> ACTIVITY LIST
1) Explain, using only the comment thread about the song, why MaestroRage holds that modesty does less harm than pride.
2) Extend the comment thread about the song, beginning after its final sentence.

> EXCERPTED TEXT
It makes ya think you are wasting seconds sometimes... Not wastign listening to the song...

MaestroRage responds:

that is indeed what it was meant to do. Precious time, thrown aside for meaningless endeavors. It is important to take time to relax and enjoy life, but so often, the fine line between relaxing, and then wasting time is crossed...

Thank you for the review, i'm glad you liked it!

my thoughts on the song

thought halfway through-i imagine monks praying in a moestary in low light, with the backround music also in. praying to some great diety or the loss of someone very impiortant. seems like it'd make a perfect rolling credits song (sry but ya...lol)

past halfway, it gets a lil more intense, dont get me wrong, as calm as this song is, it's bout as intense of any rap or techno song (or so i feel). now i imagine it as either 1-the actually starting scene of a epic movie, or 2- a major scene has/is happened in a film, SUCH as a death or w/e but ya... by the ending of the song, its feels very smooth. i like the use of the piano and humming throught the song, it's a lovely song

AFTER i read the info on the song...

quite the lil story u have.... i like it, very harmonic ^^
BUT then i read Zen-Zudokai's story, im was flundered. he put a downright amazing lil story down, that said so much with so little words. i completely agree with him, it may be nice to others to be modest, but being to modest can only harm yourself. your the best of the best, there is no other way to put it. i'll listen to your music over MTV any day, and i hope you realize it. as Zensaid, stare right into the storm, and scream with not only excitement, but still keep the fear inside thats only human, and yell as loud and proud as you can "DO YOUR WORST"

we <3 u maestro

MaestroRage responds:

compactcheez I thank you for writing both stories out, for before and after the song. I understand that without any sense of direction seemingly this song does prove to be a good credits piece. Just there, progressive. The build up of parts may seem awkward, and abrupt, but such is the piece.

And modesty my good friend, does not harm you nearly as much as pride. When you become proud, when you proclaim yourself an elite, you begin to drift from your audience. You lose connection with your listeners, and ultimately you become isolated and lose the mindset that you can improve, and that you are not the end all of the craft.

Stored data entries
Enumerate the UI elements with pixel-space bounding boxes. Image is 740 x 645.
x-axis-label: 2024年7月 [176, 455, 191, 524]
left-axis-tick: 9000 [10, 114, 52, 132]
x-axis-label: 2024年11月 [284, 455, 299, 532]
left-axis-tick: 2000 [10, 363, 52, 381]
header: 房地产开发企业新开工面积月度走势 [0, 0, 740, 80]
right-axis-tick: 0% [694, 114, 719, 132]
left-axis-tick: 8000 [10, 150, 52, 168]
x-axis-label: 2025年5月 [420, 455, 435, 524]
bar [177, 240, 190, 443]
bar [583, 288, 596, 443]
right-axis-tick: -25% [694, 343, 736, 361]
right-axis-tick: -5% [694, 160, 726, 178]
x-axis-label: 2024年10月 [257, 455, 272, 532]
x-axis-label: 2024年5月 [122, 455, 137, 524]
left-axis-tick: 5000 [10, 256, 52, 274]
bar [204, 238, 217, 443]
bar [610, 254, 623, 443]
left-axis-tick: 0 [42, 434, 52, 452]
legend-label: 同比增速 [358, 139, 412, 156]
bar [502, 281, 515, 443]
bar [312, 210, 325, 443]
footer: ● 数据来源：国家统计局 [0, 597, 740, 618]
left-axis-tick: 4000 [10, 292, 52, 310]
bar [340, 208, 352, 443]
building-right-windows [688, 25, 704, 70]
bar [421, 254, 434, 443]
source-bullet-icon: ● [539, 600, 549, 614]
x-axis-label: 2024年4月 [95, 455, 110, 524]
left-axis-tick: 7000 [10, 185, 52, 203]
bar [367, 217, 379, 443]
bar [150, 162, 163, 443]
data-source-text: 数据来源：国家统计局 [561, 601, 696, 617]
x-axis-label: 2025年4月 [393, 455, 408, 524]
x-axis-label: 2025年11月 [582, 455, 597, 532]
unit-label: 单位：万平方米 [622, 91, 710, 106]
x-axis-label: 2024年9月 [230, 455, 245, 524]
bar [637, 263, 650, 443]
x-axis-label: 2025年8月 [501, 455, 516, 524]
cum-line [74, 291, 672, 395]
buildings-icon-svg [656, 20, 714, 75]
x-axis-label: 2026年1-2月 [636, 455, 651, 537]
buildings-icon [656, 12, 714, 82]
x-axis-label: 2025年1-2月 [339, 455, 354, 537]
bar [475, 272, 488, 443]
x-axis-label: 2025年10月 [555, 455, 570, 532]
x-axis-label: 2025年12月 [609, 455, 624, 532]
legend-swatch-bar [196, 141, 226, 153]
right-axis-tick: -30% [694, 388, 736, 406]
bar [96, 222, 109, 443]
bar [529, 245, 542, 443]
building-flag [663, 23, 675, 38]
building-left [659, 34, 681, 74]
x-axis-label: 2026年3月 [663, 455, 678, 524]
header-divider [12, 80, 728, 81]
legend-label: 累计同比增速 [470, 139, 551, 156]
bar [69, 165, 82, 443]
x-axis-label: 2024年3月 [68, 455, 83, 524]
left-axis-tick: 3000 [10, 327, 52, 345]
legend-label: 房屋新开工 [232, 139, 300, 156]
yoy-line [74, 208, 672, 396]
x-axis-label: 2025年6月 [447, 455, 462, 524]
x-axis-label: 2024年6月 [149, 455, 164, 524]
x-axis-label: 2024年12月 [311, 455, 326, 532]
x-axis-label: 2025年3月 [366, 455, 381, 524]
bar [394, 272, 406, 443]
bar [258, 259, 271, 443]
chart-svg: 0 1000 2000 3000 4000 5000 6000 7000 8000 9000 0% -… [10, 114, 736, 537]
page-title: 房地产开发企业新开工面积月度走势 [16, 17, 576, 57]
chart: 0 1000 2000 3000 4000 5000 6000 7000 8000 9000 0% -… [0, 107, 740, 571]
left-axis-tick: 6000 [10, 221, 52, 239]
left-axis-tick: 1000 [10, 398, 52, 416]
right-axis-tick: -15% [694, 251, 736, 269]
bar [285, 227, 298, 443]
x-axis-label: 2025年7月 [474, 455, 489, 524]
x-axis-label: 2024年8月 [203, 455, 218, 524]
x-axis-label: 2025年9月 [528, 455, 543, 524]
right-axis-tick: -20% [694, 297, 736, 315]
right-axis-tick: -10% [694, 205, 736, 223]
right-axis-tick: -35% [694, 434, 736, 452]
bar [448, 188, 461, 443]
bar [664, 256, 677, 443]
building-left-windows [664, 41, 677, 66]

> REPLIES
1) According to MaestroRage, pride causes a musician to drift away from the audience. The proud musician loses connection with listeners, becomes isolated, and loses the mindset that improvement is possible and that they are not the end-all of the craft.

2)
I would much rather break myself down with modesty, then cripple myself with pride. By no means do I state that I think myself lousy, or undeserving. I have worked hard to get here, and I will continue to work hard to go where I want to, but I will never, ever, begin to consider myself the best, or lose the connection that keeps me going strong. The people.

Thank you for your review, i'm glad you liked it! I apologize for the late response!

Intresting concept

I was actually quite surprised when I read the first review you made to acompany this piece. Though, I have to admit it clears a lot of stuff up about it. The progressive "strength" so to speak was a nice touch as well. Really deep. Personally I prefer your more powerful and upbeat pieces. Though it's nice to have a slower one that sounds great

MaestroRage responds:

I like to make something like this once in a while simply because there are so many stories I want to tell, and not all of them require an epic beat, or slow tragedy to tell. Metaphorical stories like this *and Constituting Realities for example*, often require these abstract sequences which make odd sense without any firm guidance, which I give by the first review.

I am glad you found yourself enjoying it, thank you for the review! I apologize for the late response!

You're officially my new hero!

You're my hero, Can't get enough of your submissions! At first, PLEASE send me a small pm when your newest submission comes out, I thank you once, for reading this review, And I thank you once, for every submission you've entered

Cheers, The-Fallen-1

MaestroRage responds:

And I thank you for every submission you've listened to Dennis. I hope they bring you joy and entertainment, as that is what they are meant to do!

Thank you kindly for the review, i'm glad you liked it!